## start Record set

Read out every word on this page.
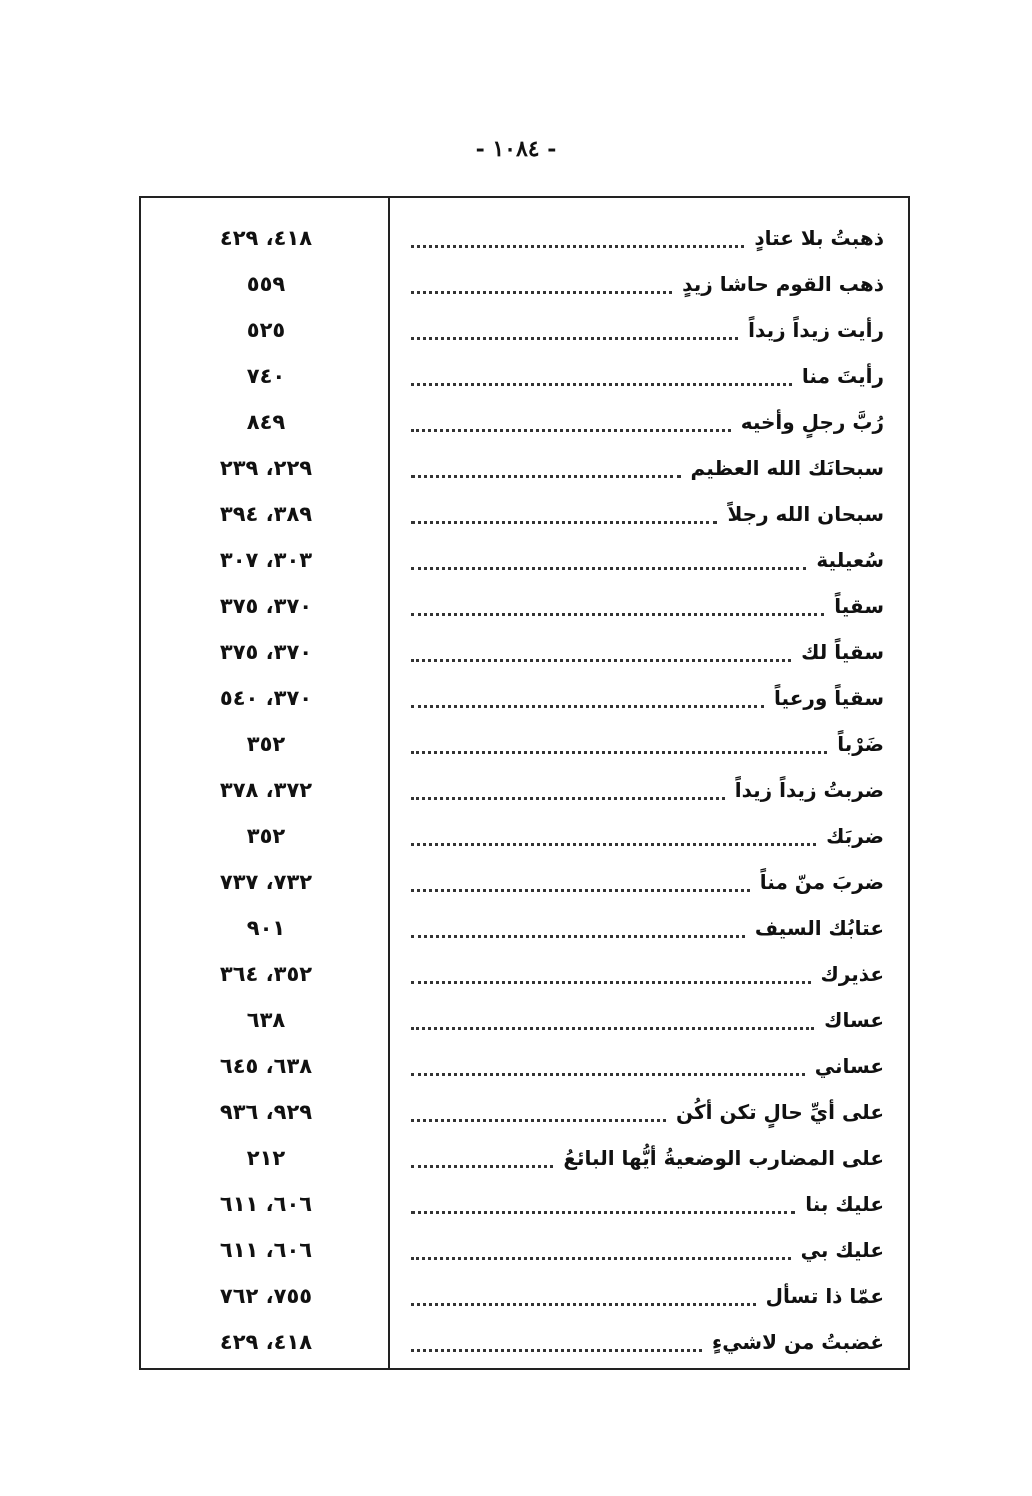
- ١٠٨٤ -
ذهبتُ بلا عتادٍ
٤١٨، ٤٢٩
ذهب القوم حاشا زيدٍ
٥٥٩
رأيت زيداً زيداً
٥٢٥
رأيتَ منا
٧٤٠
رُبَّ رجلٍ وأخيه
٨٤٩
سبحانَك الله العظيم
٢٢٩، ٢٣٩
سبحان الله رجلاً
٣٨٩، ٣٩٤
سُعيلية
٣٠٣، ٣٠٧
سقياً
٣٧٠، ٣٧٥
سقياً لك
٣٧٠، ٣٧٥
سقياً ورعياً
٣٧٠، ٥٤٠
ضَرْباً
٣٥٢
ضربتُ زيداً زيداً
٣٧٢، ٣٧٨
ضربَك
٣٥٢
ضربَ منّ مناً
٧٣٢، ٧٣٧
عتابُك السيف
٩٠١
عذيرك
٣٥٢، ٣٦٤
عساك
٦٣٨
عساني
٦٣٨، ٦٤٥
على أيِّ حالٍ تكن أكُن
٩٢٩، ٩٣٦
على المضارب الوضعيةُ أيُّها البائعُ
٢١٢
عليك بنا
٦٠٦، ٦١١
عليك بي
٦٠٦، ٦١١
عمّا ذا تسأل
٧٥٥، ٧٦٢
غضبتُ من لاشيءٍ
٤١٨، ٤٢٩
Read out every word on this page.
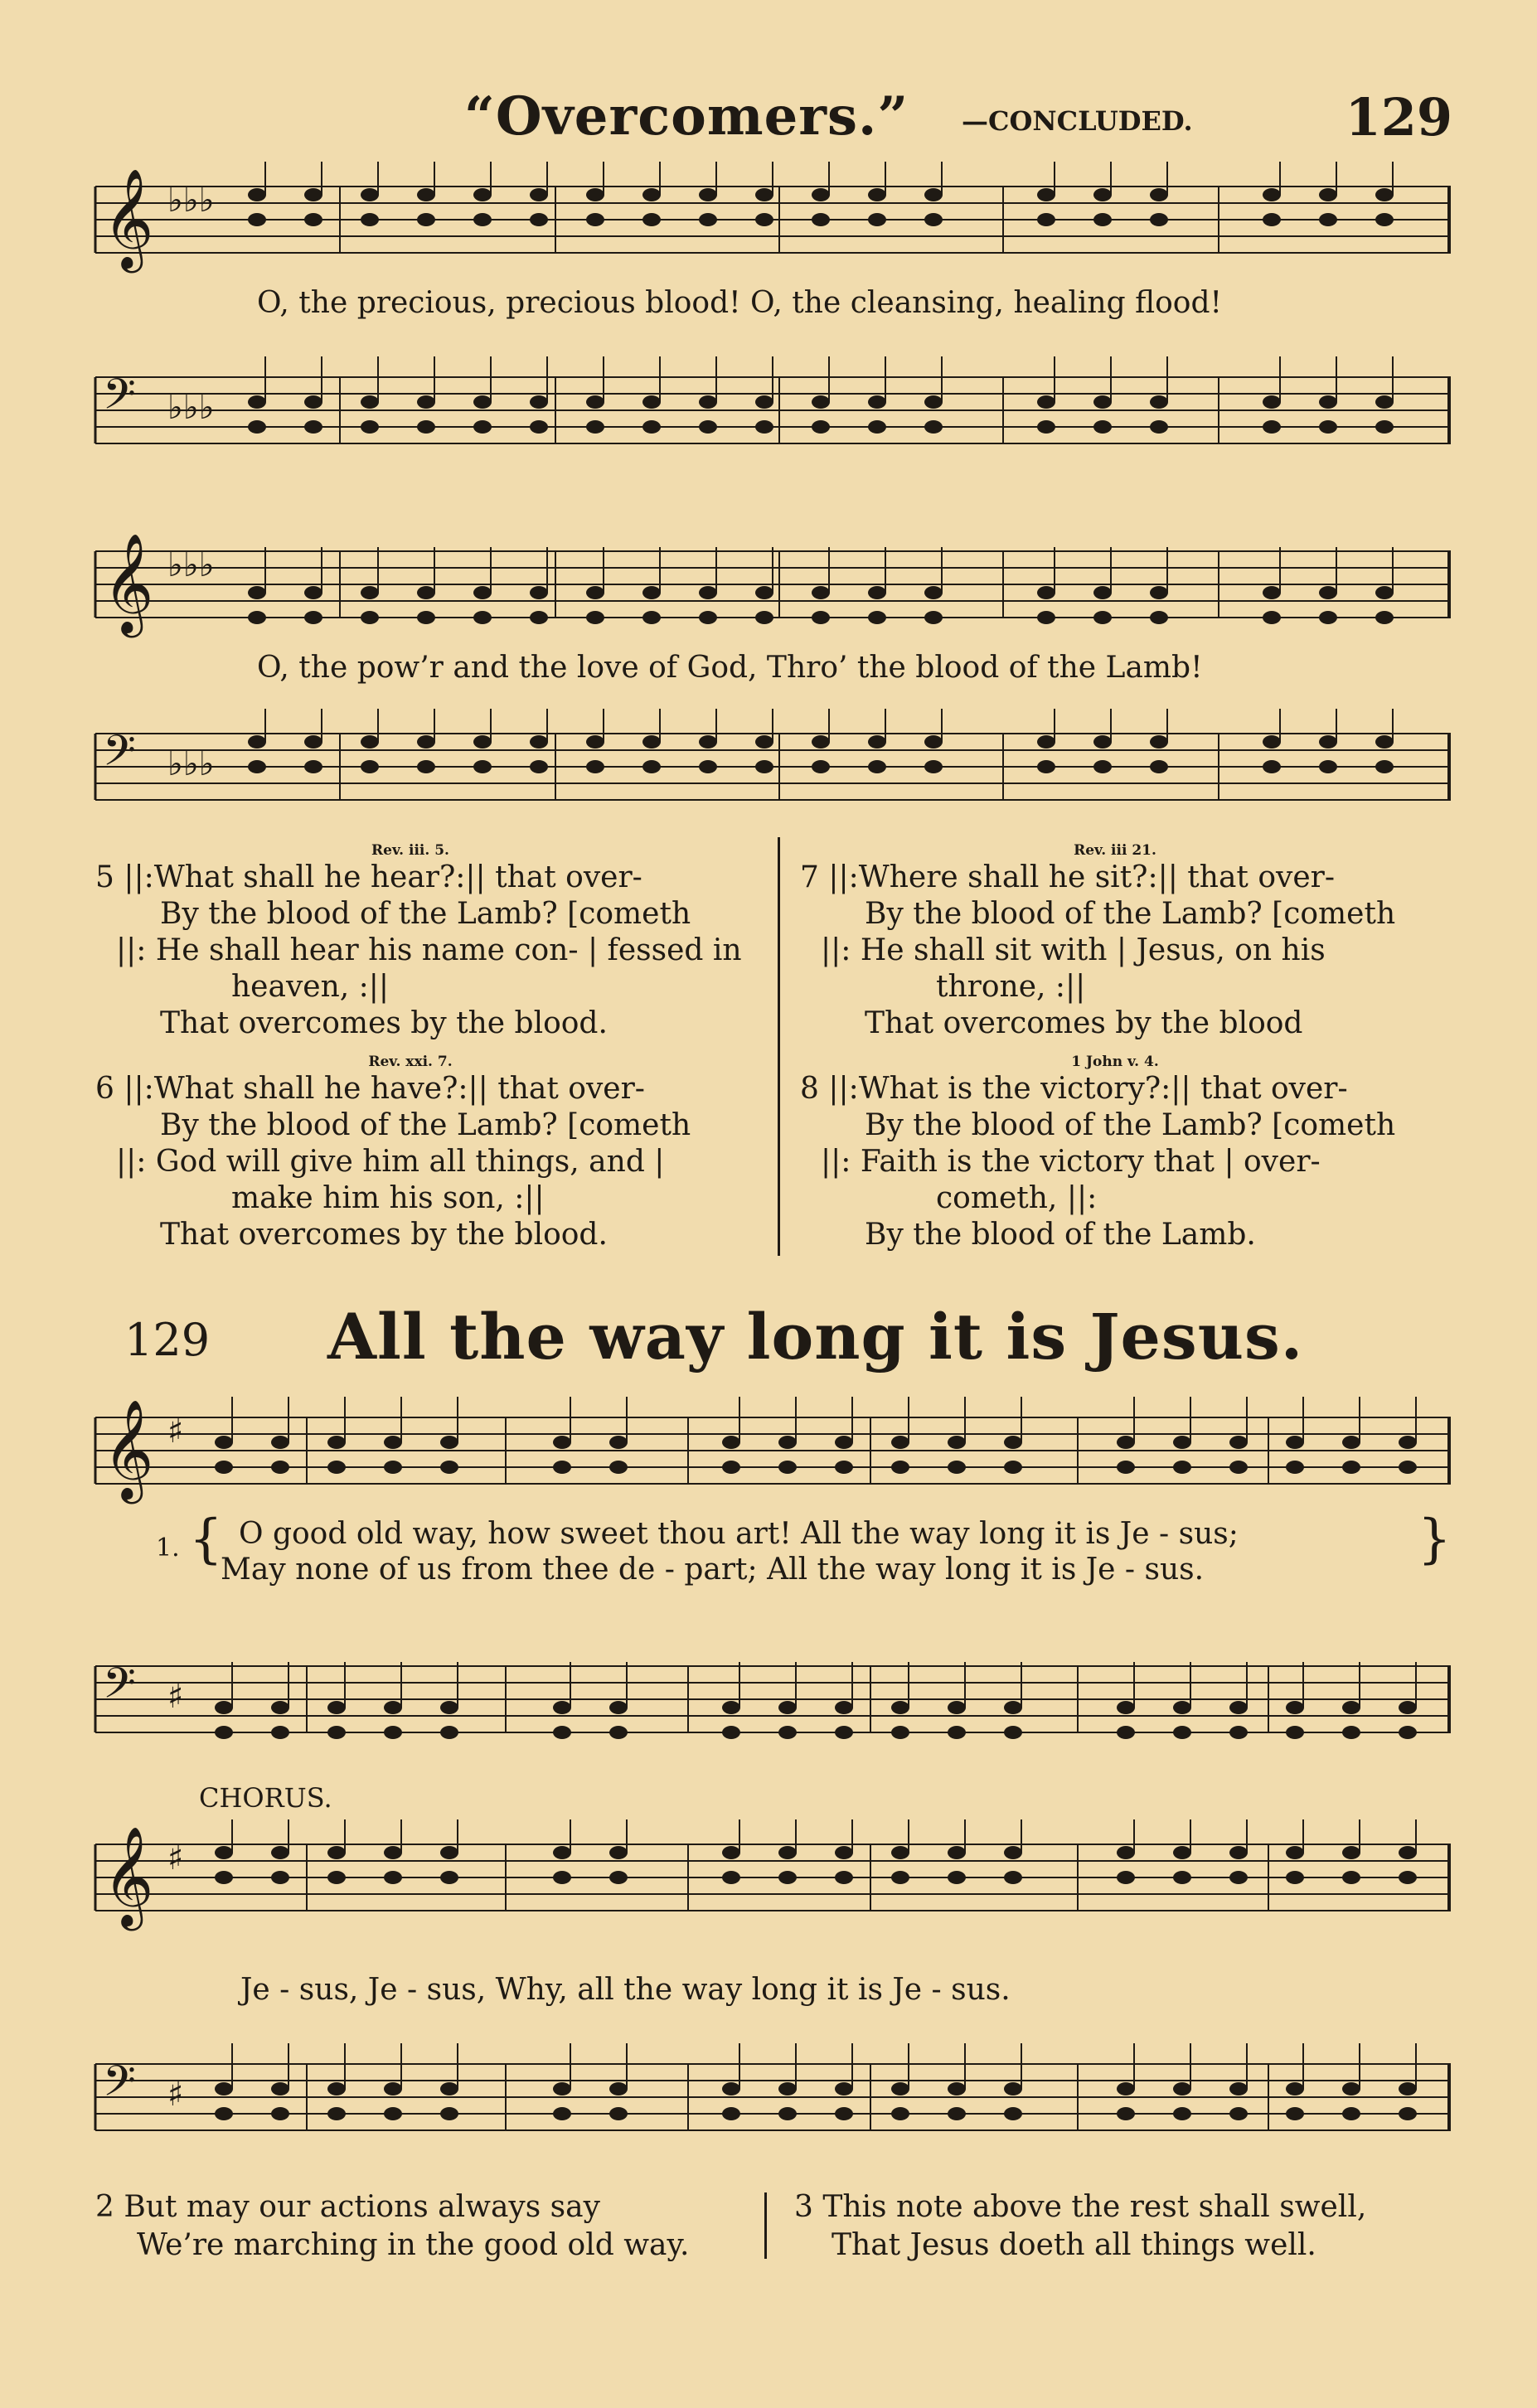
“Overcomers.” —CONCLUDED.	129
𝄞 ♭♭♭
O, the precious, precious blood! O, the cleansing, healing flood!
𝄢 ♭♭♭
𝄞 ♭♭♭
O, the pow’r and the love of God, Thro’ the blood of the Lamb!
𝄢 ♭♭♭
Rev. iii. 5.
5 ||:What shall he hear?:|| that over-
By the blood of the Lamb? [cometh
||: He shall hear his name con- | fessed in
heaven, :||
That overcomes by the blood.
Rev. xxi. 7.
6 ||:What shall he have?:|| that over-
By the blood of the Lamb? [cometh
||: God will give him all things, and |
make him his son, :||
That overcomes by the blood.
Rev. iii 21.
7 ||:Where shall he sit?:|| that over-
By the blood of the Lamb? [cometh
||: He shall sit with | Jesus, on his
throne, :||
That overcomes by the blood
1 John v. 4.
8 ||:What is the victory?:|| that over-
By the blood of the Lamb? [cometh
||: Faith is the victory that | over-
cometh, ||:
By the blood of the Lamb.
129 All the way long it is Jesus.
𝄞 ♯
1. { O good old way, how sweet thou art! All the way long it is Je - sus;
May none of us from thee de - part; All the way long it is Je - sus.	}
𝄢 ♯
CHORUS.
𝄞 ♯
Je - sus, Je - sus, Why, all the way long it is Je - sus.
𝄢 ♯
2 But may our actions always say
We’re marching in the good old way.
3 This note above the rest shall swell,
That Jesus doeth all things well.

## end Record set

Written exercise:
Write out the listing above again, exactly, but with no pictures in the copy.

Solution to this task:
Read out every word on this page.
- ١٠٨٤ -
ذهبتُ بلا عتادٍ
٤١٨، ٤٢٩
ذهب القوم حاشا زيدٍ
٥٥٩
رأيت زيداً زيداً
٥٢٥
رأيتَ منا
٧٤٠
رُبَّ رجلٍ وأخيه
٨٤٩
سبحانَك الله العظيم
٢٢٩، ٢٣٩
سبحان الله رجلاً
٣٨٩، ٣٩٤
سُعيلية
٣٠٣، ٣٠٧
سقياً
٣٧٠، ٣٧٥
سقياً لك
٣٧٠، ٣٧٥
سقياً ورعياً
٣٧٠، ٥٤٠
ضَرْباً
٣٥٢
ضربتُ زيداً زيداً
٣٧٢، ٣٧٨
ضربَك
٣٥٢
ضربَ منّ مناً
٧٣٢، ٧٣٧
عتابُك السيف
٩٠١
عذيرك
٣٥٢، ٣٦٤
عساك
٦٣٨
عساني
٦٣٨، ٦٤٥
على أيِّ حالٍ تكن أكُن
٩٢٩، ٩٣٦
على المضارب الوضعيةُ أيُّها البائعُ
٢١٢
عليك بنا
٦٠٦، ٦١١
عليك بي
٦٠٦، ٦١١
عمّا ذا تسأل
٧٥٥، ٧٦٢
غضبتُ من لاشيءٍ
٤١٨، ٤٢٩
Read out every word on this page.
“Overcomers.” —CONCLUDED.	129
𝄞 ♭♭♭
O, the precious, precious blood! O, the cleansing, healing flood!
𝄢 ♭♭♭
𝄞 ♭♭♭
O, the pow’r and the love of God, Thro’ the blood of the Lamb!
𝄢 ♭♭♭
Rev. iii. 5.
5 ||:What shall he hear?:|| that over-
By the blood of the Lamb? [cometh
||: He shall hear his name con- | fessed in
heaven, :||
That overcomes by the blood.
Rev. xxi. 7.
6 ||:What shall he have?:|| that over-
By the blood of the Lamb? [cometh
||: God will give him all things, and |
make him his son, :||
That overcomes by the blood.
Rev. iii 21.
7 ||:Where shall he sit?:|| that over-
By the blood of the Lamb? [cometh
||: He shall sit with | Jesus, on his
throne, :||
That overcomes by the blood
1 John v. 4.
8 ||:What is the victory?:|| that over-
By the blood of the Lamb? [cometh
||: Faith is the victory that | over-
cometh, ||:
By the blood of the Lamb.
129 All the way long it is Jesus.
𝄞 ♯
1. { O good old way, how sweet thou art! All the way long it is Je - sus;
May none of us from thee de - part; All the way long it is Je - sus.	}
𝄢 ♯
CHORUS.
𝄞 ♯
Je - sus, Je - sus, Why, all the way long it is Je - sus.
𝄢 ♯
2 But may our actions always say
We’re marching in the good old way.
3 This note above the rest shall swell,
That Jesus doeth all things well.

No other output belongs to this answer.